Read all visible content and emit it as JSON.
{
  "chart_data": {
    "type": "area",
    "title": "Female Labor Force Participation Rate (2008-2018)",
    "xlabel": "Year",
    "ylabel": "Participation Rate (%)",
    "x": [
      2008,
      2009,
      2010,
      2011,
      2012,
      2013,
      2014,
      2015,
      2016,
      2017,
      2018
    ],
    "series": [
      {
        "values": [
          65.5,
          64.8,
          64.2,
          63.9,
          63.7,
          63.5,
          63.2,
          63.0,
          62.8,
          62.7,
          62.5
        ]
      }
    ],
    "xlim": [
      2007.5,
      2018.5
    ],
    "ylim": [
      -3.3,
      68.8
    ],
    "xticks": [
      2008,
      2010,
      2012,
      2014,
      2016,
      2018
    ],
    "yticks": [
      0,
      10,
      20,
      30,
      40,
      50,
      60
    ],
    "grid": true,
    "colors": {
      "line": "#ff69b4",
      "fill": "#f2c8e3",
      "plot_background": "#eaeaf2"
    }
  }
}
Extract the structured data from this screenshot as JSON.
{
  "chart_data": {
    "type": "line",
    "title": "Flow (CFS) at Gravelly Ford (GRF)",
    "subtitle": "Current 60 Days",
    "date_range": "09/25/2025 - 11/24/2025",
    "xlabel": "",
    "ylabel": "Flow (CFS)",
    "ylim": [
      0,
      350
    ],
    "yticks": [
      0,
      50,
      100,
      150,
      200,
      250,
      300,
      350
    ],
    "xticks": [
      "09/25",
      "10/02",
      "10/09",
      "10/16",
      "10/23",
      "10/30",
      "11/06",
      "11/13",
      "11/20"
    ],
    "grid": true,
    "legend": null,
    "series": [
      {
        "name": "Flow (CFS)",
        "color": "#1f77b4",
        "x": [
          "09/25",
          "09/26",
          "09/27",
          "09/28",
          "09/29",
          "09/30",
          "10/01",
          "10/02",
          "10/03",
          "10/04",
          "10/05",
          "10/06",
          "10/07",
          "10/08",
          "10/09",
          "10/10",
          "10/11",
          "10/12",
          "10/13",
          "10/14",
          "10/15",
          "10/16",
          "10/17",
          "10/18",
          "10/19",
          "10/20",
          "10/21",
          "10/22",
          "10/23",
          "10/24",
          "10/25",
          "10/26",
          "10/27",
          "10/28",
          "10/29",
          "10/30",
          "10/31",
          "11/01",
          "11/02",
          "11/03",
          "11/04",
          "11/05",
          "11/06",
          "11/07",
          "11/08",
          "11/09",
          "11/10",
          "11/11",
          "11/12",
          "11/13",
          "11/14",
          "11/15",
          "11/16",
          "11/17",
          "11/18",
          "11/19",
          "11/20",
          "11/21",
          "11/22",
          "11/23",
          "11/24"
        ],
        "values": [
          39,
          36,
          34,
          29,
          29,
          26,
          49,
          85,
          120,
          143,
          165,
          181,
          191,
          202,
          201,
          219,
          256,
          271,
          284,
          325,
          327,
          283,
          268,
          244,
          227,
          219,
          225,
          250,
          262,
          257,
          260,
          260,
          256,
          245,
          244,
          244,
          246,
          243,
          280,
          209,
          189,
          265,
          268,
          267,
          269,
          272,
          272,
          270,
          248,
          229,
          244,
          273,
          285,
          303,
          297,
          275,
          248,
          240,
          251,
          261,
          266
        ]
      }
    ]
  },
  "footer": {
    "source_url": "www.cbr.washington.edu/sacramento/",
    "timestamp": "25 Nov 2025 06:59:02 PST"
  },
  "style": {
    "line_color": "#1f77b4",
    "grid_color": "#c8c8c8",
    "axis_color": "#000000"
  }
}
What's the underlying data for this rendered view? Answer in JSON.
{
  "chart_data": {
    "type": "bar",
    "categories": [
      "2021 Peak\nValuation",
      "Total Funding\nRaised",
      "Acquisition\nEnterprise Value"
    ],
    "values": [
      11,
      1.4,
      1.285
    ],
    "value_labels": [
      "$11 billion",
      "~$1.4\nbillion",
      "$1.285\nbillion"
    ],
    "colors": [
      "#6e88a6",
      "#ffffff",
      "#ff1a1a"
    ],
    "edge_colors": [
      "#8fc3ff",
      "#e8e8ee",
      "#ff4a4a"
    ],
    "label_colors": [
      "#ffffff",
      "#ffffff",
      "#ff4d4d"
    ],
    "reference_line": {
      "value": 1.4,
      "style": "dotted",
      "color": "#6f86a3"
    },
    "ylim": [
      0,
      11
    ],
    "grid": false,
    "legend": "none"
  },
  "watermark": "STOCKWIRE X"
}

▬▬▬

_Requirements_
What number of lines in the records contain the word "ylabel"? Answer with that number alone.

_Reply_
2